» **TASK A**
Copy the lines of the listing below word for word, starting from the line containing "svg-text:❞: ❞ bbox=[67, 160, 77, 176]" up to and including the line containing "menu-item-label: Transform styles".

━━━━━━━━━━━━━━━━

Department store sales fell 3.1 percent in 2010, the 14th consecutive year of declines. Sales totaled about $70 billion, the lowest since 1982.

Department stores have fallen on such hard times that some have suggested they might disappear completely. Four major department store operators recorded big drops in sales in 2008, with sales plunging more than 30 percent from their peak. Drops in sales have been blamed on cost-conscious shopping during economic hard times and competition from mass retailers that sell products such as clothing and home electrical appliances at much lower prices.

To survive department stores have launched aggressive and harsh cost-cutting measures and have begun offering lower prices to compete better with mass retailers. They have also been striking deals with fast-fashion brands like U.S.-based Forever 21, Japan-based Uniqlo and Sweden-based H&M to offer trendy clothes at lower prices in their stores.

The death of department stores could have a profound impact on local economies. Not only would the loss cause a large number of job losses it also leave big holes in what were often prime downtown or commercial areas, bringing less customers to the area and generating a negative impact on businesses there.

Mitsukoshi Department Store — a fixture of Ginza — underwent extensive renovation and expansion and reopened in September 2010. The overhaul not only boosted sales for the department store itself but gave a lift to all of Ginza.

Osaka-based Daimaru and Nagoya-based Matsuzkaya Daimaru and Matsuzakaya, two large department stores, are scheduled to merge in March 2010 to create Japan’s largest department store group The two department stores integrated their businesses in 2007. Matsuzakaya was the second largest department store chain in the Asia-Pacific region and Daimaru was the sixth largest in the region in 2005 based on returns.

Discount Stores in Japan

department store in Kobe
More and more Japanese are getting into “ba-gahn” hunting at “desu-kounto” stores or “outoretto” (outlet) especially when there is a puraisa-offu (price-off) sale. At one discounter, Outlet Mall Rism, Burberry trench coats sell for $990 (normal price $1,100, American price $600), Tony Llama western boots go for $308 (American price $200) and Bula Snowboarders gloves can be purchased for $111 (American price $65).

The strong yen has meant that goods from abroad can be purchased at a cheaper price by Japanese . Bucking the trend of buying domestic products for the good of the country, many Japanese are looking out for themselves and buying cheap foreign goods. The opening of the bargain stores has been made possible by reductions of regulations that was largely brought about by American pressure.

These days Japan is full of 100 Yen stores (stores that specialize in selling items that generally cost less than $1) and discount hair salons (that offer haircut for $15 compared to the usual $40). Starbucks has also done phenomenally well, opening up hundreds of coffee shops that sell large of coffee for $3 as opposed to tiny cups for $5 as is the case at a typical Japanese coffee shop.


Isao Nakauchi, a man who has been called the Sam Walton of Japan, pioneered Japanese discounting. He founded Daiei, which at its peak was Japan's biggest retailer with 365 discount stores where one could buy 40 cent cans of cola and other discounted items.

Nakauchi almost was killed in the Philippines during World War II when a shell landed next to him. "Luckily for me," he told the New York Times, "the American shells were manufactured in a slipshod way, just like current American autos, and many of them did not explode. I'm grateful to American military factories." He nearly starved in the Philippines jungles, surviving by eating lichens, insects and the leather off his shoe.

━━━━━━━━━━━━━━━━

» **TASK B**
Translate this sentence from the passage on Japanese department stores into Spanish: "The two department stores integrated their businesses in 2007."

━━━━━━━━━━━━━━━━

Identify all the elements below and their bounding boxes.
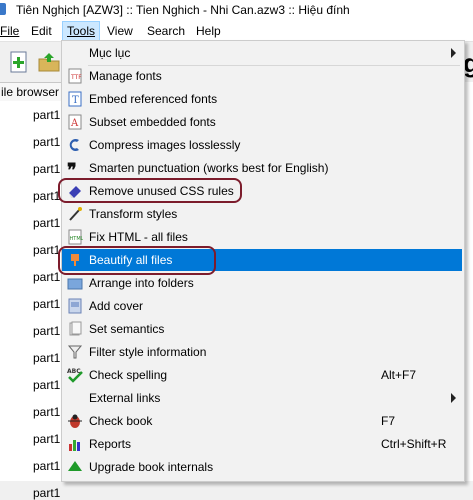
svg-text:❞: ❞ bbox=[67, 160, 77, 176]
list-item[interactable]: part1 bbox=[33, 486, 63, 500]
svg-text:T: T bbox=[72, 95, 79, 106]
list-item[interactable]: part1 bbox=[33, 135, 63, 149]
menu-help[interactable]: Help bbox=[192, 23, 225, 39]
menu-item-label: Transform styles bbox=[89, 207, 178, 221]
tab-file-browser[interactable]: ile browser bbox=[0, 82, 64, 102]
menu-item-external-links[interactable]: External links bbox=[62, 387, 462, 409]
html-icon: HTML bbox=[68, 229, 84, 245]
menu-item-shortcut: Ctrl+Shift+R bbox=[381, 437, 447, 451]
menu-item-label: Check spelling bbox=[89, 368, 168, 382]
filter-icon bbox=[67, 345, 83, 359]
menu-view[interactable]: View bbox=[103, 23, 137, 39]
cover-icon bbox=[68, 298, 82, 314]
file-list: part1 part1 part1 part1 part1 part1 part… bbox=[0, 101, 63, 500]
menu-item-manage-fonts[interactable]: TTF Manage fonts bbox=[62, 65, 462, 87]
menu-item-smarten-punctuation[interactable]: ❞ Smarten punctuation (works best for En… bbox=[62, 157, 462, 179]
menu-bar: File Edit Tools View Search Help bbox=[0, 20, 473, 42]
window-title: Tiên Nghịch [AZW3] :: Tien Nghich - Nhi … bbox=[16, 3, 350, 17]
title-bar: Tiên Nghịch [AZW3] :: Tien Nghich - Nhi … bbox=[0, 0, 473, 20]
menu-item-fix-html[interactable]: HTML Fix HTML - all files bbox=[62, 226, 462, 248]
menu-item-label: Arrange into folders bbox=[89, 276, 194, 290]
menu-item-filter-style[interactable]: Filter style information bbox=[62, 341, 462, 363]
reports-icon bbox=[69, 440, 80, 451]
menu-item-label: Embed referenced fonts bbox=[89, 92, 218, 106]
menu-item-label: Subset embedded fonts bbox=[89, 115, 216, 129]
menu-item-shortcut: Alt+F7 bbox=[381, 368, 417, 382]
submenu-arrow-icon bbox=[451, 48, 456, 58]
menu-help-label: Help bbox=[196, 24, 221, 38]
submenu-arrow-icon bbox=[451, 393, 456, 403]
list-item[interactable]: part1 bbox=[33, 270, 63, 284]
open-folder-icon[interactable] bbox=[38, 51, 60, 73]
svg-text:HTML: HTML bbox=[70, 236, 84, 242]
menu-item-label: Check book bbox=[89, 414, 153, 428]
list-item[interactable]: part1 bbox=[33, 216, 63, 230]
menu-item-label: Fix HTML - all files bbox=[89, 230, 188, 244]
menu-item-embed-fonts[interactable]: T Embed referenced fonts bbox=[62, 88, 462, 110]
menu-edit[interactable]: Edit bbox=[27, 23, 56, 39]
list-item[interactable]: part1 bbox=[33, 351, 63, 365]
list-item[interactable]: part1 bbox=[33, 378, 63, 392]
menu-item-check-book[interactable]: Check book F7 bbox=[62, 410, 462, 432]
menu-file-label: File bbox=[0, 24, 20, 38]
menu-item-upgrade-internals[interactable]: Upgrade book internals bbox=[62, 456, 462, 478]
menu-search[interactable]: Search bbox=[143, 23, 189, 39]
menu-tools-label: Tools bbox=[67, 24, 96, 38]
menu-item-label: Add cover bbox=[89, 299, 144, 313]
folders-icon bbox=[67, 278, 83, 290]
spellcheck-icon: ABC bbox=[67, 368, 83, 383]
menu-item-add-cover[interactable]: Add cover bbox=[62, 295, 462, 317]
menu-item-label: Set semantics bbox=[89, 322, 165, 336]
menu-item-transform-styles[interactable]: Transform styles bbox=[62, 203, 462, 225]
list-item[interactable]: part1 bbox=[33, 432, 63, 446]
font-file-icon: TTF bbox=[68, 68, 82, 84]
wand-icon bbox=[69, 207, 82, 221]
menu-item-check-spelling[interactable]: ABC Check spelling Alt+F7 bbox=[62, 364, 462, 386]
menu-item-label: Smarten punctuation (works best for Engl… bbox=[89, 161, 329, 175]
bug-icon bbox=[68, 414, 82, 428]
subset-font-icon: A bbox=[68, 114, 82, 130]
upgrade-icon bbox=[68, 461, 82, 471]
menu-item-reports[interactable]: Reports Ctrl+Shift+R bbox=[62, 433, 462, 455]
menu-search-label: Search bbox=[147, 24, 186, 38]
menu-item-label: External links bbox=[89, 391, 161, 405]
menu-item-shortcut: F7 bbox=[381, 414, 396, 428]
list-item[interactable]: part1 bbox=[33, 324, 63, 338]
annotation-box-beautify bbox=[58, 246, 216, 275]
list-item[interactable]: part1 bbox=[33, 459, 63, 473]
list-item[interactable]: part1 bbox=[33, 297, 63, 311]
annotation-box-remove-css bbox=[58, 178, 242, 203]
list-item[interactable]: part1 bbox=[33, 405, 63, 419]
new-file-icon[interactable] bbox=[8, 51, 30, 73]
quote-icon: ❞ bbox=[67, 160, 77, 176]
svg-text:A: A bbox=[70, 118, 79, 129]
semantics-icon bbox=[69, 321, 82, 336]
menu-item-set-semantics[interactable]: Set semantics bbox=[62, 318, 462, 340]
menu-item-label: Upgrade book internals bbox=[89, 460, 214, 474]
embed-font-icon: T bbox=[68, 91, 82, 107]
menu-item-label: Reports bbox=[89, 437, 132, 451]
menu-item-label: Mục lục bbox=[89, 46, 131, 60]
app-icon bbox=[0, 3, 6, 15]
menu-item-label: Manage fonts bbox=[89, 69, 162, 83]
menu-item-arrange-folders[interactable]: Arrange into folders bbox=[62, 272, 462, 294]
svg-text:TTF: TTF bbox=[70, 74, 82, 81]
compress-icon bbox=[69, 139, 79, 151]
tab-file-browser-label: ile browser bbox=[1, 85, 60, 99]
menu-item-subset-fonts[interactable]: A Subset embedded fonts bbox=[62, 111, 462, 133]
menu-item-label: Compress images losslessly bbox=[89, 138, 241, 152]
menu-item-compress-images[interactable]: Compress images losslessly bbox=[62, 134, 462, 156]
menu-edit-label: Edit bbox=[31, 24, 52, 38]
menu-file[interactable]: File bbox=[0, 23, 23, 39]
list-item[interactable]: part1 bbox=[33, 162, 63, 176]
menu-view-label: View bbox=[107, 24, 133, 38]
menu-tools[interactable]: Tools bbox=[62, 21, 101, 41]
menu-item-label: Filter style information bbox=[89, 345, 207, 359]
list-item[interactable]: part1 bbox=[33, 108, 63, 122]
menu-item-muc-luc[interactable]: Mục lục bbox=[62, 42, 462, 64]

━━━━━━━━━━━━━━━━

» **CORRECT RESPONSE A**
svg-text:❞: ❞ bbox=[67, 160, 77, 176]
list-item[interactable]: part1 bbox=[33, 486, 63, 500]
svg-text:T: T bbox=[72, 95, 79, 106]
list-item[interactable]: part1 bbox=[33, 135, 63, 149]
menu-help[interactable]: Help bbox=[192, 23, 225, 39]
menu-item-label: Transform styles bbox=[89, 207, 178, 221]

» **CORRECT RESPONSE B**
Los dos grandes almacenes integraron sus negocios en 2007.